[Required task]: Look through the material below. Copy each line that contains the string "high".

[Supplied entries]:
_ _ _ _ _ _ _

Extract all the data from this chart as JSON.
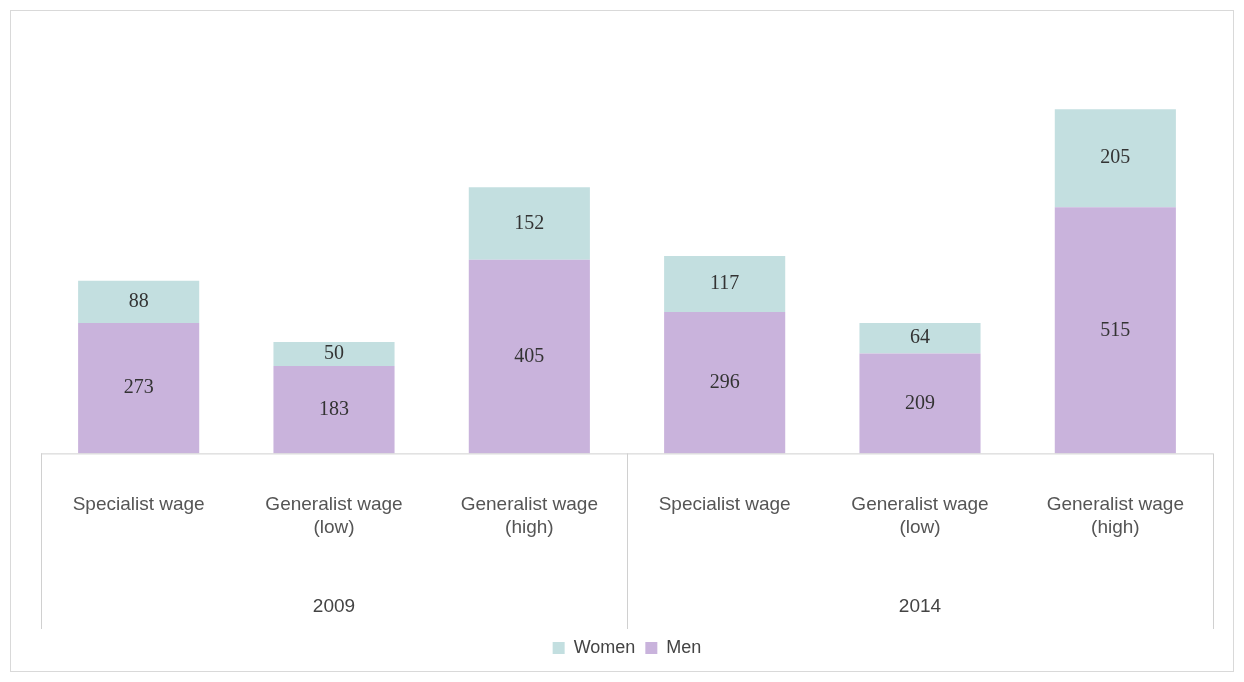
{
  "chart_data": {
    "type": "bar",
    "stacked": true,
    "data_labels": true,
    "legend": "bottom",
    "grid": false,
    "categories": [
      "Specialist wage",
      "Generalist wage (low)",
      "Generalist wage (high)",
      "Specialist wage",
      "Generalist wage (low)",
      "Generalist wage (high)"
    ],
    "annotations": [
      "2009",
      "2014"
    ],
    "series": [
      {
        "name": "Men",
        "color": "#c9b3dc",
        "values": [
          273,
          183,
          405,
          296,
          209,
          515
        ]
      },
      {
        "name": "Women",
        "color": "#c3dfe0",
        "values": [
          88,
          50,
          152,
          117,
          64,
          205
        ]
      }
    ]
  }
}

_ _ _ _ _ _ _

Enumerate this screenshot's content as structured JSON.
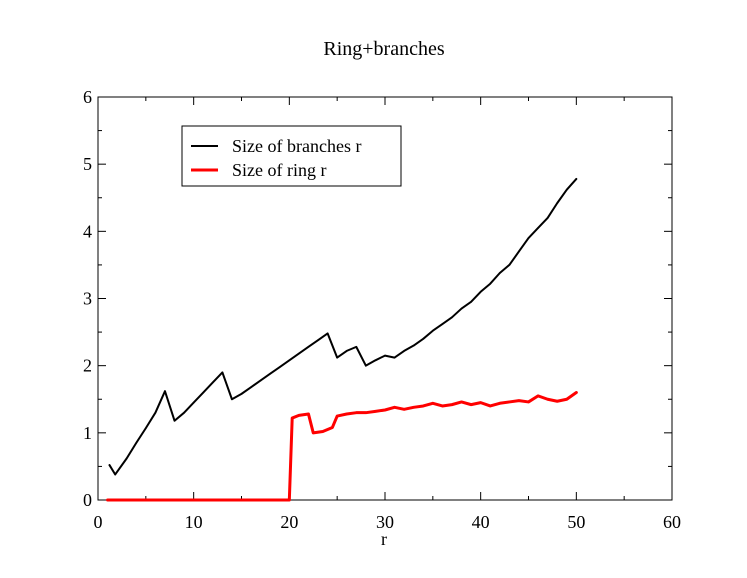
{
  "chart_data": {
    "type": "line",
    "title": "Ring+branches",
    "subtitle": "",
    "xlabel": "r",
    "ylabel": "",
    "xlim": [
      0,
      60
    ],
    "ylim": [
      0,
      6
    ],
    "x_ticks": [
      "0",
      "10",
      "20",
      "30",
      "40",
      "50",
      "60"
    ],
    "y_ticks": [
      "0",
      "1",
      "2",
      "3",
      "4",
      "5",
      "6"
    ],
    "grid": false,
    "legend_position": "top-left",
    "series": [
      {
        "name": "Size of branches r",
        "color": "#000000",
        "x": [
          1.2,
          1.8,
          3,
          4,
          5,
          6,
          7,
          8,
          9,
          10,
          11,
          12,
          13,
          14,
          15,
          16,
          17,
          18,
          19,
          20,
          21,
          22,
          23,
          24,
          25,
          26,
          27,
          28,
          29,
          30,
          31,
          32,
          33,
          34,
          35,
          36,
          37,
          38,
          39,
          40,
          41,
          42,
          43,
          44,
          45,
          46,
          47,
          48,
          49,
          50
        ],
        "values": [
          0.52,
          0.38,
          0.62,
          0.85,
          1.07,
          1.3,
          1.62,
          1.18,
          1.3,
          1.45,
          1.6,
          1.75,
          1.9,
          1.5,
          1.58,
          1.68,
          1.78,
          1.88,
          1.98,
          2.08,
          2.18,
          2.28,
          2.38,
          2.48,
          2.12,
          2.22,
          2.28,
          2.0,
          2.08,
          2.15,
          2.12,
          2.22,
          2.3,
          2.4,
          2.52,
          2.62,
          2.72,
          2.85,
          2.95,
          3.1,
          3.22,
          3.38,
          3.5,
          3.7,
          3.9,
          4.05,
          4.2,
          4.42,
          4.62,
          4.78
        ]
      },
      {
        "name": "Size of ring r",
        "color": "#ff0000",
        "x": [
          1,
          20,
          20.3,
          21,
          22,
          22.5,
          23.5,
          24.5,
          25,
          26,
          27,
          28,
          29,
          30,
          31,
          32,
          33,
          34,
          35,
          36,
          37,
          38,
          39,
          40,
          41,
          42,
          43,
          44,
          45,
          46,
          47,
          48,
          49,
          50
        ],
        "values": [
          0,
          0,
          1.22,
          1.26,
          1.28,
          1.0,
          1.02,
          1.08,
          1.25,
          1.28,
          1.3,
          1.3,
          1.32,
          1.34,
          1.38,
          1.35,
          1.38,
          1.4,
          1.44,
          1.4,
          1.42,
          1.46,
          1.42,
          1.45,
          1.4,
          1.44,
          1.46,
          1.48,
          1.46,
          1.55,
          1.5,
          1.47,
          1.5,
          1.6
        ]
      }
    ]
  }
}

_ _ _ _ _ _ _

[Solved problem]:
      "Generalist wage (high)",
      "Generalist wage (high)"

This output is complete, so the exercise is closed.